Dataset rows
____________________

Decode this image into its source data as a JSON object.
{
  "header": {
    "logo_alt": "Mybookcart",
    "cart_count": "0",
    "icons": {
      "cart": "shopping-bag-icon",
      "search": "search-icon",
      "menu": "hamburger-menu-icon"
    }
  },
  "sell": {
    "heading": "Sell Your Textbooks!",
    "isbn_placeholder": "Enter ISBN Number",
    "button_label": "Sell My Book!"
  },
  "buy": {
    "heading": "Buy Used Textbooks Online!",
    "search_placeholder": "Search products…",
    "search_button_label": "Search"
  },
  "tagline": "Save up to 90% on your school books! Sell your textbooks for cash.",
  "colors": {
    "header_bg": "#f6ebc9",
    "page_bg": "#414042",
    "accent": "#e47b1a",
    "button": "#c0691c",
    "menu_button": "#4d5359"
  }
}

____________________

## What this task involves:
Output the entries exactly.

## Task result:
Decode this image into its source data as a JSON object.
{
  "header": {
    "logo_alt": "Mybookcart",
    "cart_count": "0",
    "icons": {
      "cart": "shopping-bag-icon",
      "search": "search-icon",
      "menu": "hamburger-menu-icon"
    }
  },
  "sell": {
    "heading": "Sell Your Textbooks!",
    "isbn_placeholder": "Enter ISBN Number",
    "button_label": "Sell My Book!"
  },
  "buy": {
    "heading": "Buy Used Textbooks Online!",
    "search_placeholder": "Search products…",
    "search_button_label": "Search"
  },
  "tagline": "Save up to 90% on your school books! Sell your textbooks for cash.",
  "colors": {
    "header_bg": "#f6ebc9",
    "page_bg": "#414042",
    "accent": "#e47b1a",
    "button": "#c0691c",
    "menu_button": "#4d5359"
  }
}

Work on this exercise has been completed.